Exercise: Gather all lines in the records below that include the word "title".

Dataset rows:
++++++++
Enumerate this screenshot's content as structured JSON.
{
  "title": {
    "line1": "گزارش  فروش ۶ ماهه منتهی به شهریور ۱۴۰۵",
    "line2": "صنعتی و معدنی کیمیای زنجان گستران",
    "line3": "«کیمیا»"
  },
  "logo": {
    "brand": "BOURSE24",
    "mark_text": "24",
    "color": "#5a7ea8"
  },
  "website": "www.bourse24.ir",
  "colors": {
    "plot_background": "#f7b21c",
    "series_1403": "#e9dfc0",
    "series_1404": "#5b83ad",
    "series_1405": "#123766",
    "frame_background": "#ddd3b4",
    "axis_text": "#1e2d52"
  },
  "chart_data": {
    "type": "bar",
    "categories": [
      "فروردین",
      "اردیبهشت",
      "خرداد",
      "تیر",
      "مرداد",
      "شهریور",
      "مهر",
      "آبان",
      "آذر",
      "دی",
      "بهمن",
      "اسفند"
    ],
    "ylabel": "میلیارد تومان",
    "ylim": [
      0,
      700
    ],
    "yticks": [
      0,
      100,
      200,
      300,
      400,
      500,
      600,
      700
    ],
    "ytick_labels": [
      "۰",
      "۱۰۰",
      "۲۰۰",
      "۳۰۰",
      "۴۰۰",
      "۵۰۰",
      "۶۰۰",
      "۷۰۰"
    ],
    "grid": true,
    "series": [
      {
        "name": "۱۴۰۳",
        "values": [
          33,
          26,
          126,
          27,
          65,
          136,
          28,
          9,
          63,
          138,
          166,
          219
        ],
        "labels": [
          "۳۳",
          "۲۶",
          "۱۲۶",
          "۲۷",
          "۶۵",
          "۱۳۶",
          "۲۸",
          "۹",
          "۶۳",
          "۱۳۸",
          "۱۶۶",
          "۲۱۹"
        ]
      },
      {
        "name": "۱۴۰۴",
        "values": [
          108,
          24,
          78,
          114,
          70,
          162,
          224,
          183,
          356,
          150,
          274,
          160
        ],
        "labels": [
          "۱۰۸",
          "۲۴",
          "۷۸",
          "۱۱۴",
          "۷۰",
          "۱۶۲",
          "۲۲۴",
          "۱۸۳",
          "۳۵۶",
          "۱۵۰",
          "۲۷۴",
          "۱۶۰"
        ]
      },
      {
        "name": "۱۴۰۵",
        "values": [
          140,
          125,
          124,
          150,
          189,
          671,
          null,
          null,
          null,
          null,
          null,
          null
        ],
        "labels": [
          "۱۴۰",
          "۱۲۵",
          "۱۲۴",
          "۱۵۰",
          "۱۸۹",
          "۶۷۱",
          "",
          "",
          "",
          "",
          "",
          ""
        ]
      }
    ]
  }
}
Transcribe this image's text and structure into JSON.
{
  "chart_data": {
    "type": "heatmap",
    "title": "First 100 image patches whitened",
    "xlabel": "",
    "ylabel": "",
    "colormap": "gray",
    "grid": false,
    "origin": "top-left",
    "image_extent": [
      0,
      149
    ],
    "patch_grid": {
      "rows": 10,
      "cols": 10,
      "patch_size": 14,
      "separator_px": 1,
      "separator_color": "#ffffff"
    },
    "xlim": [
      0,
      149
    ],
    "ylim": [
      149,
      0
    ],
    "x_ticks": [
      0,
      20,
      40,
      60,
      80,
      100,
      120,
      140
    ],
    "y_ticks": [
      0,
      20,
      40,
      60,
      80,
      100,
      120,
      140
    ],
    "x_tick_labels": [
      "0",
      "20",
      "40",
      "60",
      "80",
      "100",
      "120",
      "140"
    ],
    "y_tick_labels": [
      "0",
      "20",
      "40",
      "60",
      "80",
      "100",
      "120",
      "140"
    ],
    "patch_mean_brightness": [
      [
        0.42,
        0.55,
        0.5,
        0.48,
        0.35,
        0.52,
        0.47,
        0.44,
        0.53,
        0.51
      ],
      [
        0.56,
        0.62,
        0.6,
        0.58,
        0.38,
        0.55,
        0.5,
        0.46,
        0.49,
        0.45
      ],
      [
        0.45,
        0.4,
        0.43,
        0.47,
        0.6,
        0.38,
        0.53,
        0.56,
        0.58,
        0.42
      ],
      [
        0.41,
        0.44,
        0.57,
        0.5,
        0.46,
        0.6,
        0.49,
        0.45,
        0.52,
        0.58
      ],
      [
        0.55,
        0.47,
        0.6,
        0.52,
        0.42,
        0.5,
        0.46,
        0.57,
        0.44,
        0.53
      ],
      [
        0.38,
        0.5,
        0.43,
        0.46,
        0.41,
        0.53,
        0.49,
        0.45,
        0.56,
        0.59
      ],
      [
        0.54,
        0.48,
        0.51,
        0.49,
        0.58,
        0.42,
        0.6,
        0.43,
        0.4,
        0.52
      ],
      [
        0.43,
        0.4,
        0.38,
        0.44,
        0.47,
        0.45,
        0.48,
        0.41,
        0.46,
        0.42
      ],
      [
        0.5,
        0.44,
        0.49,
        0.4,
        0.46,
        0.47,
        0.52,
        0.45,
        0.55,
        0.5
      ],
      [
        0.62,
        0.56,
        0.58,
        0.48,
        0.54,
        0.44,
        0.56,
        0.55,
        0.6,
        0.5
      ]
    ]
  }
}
++++++++
Full output:
  "title": {
    "title": "First 100 image patches whitened",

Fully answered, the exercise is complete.